● STATED TASK
From the listing below, pull out the lines that hold "检护自贸".
• • • • •
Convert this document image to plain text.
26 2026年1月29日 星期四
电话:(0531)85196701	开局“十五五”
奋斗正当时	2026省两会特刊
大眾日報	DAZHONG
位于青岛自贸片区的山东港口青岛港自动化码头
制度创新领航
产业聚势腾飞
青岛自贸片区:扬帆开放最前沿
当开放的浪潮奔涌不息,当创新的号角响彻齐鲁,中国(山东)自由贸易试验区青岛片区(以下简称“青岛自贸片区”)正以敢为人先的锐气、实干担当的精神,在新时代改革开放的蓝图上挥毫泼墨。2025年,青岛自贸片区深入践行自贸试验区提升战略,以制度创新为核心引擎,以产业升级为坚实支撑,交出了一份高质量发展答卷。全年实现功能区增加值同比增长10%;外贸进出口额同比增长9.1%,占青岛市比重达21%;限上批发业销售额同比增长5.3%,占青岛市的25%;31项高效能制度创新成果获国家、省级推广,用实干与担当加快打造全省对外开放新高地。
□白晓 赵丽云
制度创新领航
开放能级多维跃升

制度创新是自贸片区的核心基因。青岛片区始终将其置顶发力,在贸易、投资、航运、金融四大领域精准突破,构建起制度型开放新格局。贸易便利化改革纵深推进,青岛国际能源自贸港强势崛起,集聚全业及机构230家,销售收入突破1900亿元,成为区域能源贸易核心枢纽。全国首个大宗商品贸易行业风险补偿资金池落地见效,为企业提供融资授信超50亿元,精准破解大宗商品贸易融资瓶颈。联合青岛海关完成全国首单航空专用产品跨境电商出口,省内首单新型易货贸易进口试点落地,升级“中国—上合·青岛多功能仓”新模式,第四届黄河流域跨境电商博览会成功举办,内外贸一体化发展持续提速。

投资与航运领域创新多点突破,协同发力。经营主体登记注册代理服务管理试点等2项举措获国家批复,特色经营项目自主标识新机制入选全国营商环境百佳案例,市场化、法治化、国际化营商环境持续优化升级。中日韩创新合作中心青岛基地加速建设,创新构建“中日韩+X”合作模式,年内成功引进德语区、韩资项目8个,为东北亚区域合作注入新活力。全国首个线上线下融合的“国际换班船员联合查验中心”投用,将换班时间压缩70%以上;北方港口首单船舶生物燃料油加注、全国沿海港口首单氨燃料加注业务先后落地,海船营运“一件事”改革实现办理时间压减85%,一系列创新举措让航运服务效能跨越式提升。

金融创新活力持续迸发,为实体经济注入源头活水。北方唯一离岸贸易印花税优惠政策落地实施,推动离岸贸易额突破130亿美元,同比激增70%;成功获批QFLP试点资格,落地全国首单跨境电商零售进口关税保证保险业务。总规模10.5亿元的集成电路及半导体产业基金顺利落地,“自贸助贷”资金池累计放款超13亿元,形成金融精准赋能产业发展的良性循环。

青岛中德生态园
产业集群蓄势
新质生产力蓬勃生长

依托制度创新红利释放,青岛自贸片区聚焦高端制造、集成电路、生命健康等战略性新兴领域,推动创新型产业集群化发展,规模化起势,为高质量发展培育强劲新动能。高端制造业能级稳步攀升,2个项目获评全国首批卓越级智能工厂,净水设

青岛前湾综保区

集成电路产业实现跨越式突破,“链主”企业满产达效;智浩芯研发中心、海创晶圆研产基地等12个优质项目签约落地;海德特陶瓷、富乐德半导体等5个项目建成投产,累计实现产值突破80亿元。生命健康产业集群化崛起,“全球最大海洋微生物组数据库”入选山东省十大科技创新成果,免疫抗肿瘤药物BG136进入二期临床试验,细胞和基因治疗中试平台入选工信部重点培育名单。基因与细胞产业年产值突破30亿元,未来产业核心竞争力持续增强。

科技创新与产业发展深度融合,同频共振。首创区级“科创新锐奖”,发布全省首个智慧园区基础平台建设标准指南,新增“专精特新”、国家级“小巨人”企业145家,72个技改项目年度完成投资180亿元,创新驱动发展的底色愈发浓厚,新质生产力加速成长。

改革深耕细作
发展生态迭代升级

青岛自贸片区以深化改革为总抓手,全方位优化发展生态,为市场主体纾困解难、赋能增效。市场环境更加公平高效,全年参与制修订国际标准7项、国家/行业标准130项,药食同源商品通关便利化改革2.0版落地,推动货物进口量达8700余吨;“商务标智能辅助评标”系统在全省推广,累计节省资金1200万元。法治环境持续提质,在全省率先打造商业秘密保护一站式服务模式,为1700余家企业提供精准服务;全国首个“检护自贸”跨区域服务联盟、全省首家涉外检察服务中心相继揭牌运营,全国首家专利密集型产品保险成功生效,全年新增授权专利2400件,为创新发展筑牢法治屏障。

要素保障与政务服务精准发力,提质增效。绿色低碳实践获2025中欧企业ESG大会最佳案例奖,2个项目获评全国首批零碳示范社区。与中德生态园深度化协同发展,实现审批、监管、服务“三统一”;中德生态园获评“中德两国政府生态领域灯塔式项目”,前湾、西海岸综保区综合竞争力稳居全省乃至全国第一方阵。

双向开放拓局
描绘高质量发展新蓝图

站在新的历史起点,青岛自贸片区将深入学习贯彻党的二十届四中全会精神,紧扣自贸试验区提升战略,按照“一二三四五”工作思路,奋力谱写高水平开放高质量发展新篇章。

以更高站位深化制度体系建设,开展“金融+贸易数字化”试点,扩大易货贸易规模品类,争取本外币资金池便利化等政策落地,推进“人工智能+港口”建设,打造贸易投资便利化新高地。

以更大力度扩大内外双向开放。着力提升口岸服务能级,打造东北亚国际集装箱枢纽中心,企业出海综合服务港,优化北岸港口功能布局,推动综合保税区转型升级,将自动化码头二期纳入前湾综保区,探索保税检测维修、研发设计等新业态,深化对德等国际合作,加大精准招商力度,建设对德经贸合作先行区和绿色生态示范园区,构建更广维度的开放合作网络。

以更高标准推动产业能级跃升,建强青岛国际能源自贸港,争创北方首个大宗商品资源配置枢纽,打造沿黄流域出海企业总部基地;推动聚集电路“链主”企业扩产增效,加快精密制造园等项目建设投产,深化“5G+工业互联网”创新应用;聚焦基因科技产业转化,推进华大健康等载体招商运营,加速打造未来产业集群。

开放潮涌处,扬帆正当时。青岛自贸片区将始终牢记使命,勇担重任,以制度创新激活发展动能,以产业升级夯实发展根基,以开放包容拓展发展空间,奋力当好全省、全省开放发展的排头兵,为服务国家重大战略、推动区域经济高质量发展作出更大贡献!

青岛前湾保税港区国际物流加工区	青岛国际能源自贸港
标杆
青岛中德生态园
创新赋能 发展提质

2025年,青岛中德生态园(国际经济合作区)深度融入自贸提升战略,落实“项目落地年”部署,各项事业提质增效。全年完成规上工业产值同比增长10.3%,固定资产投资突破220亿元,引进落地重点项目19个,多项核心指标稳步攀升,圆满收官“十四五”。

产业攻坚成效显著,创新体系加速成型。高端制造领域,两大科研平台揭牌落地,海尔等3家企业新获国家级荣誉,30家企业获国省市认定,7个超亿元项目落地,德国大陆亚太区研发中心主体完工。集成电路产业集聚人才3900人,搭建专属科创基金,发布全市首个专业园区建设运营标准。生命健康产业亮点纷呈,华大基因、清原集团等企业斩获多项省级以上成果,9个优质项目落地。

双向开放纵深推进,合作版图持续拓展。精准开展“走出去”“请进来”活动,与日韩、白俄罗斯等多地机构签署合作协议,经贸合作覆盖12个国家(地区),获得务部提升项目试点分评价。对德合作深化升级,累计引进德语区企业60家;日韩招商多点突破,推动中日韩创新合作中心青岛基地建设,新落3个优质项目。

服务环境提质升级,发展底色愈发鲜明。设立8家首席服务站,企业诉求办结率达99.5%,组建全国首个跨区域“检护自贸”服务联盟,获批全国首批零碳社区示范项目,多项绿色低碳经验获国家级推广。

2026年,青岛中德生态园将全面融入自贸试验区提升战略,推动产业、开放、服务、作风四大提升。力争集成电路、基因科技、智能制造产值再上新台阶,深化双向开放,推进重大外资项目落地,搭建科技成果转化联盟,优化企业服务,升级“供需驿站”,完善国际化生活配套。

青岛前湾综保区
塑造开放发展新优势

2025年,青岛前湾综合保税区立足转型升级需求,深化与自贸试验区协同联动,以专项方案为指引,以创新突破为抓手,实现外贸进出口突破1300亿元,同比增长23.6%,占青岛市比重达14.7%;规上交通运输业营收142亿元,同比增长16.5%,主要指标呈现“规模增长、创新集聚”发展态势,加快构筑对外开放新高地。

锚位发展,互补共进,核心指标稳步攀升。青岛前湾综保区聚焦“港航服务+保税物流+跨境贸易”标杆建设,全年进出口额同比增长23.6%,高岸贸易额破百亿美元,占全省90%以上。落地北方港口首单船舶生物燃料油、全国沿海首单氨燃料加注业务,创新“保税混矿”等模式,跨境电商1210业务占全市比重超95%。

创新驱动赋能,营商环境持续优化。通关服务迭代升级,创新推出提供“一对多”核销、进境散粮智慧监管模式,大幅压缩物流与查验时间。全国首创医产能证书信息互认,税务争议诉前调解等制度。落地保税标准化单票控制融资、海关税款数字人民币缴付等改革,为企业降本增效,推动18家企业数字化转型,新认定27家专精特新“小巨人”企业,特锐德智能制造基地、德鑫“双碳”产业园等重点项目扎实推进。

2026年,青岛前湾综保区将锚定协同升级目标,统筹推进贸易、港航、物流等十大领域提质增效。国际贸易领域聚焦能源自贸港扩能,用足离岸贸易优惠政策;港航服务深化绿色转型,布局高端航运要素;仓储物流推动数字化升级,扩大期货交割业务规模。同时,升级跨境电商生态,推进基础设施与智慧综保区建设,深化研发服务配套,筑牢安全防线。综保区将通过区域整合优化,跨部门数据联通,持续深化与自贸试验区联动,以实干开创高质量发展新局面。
• • • • •
● THE REPLY
青岛自贸片区以深化改革为总抓手,全方位优化发展生态,为市场主体纾困解难、赋能增效。市场环境更加公平高效,全年参与制修订国际标准7项、国家/行业标准130项,药食同源商品通关便利化改革2.0版落地,推动货物进口量达8700余吨;“商务标智能辅助评标”系统在全省推广,累计节省资金1200万元。法治环境持续提质,在全省率先打造商业秘密保护一站式服务模式,为1700余家企业提供精准服务;全国首个“检护自贸”跨区域服务联盟、全省首家涉外检察服务中心相继揭牌运营,全国首家专利密集型产品保险成功生效,全年新增授权专利2400件,为创新发展筑牢法治屏障。
服务环境提质升级,发展底色愈发鲜明。设立8家首席服务站,企业诉求办结率达99.5%,组建全国首个跨区域“检护自贸”服务联盟,获批全国首批零碳社区示范项目,多项绿色低碳经验获国家级推广。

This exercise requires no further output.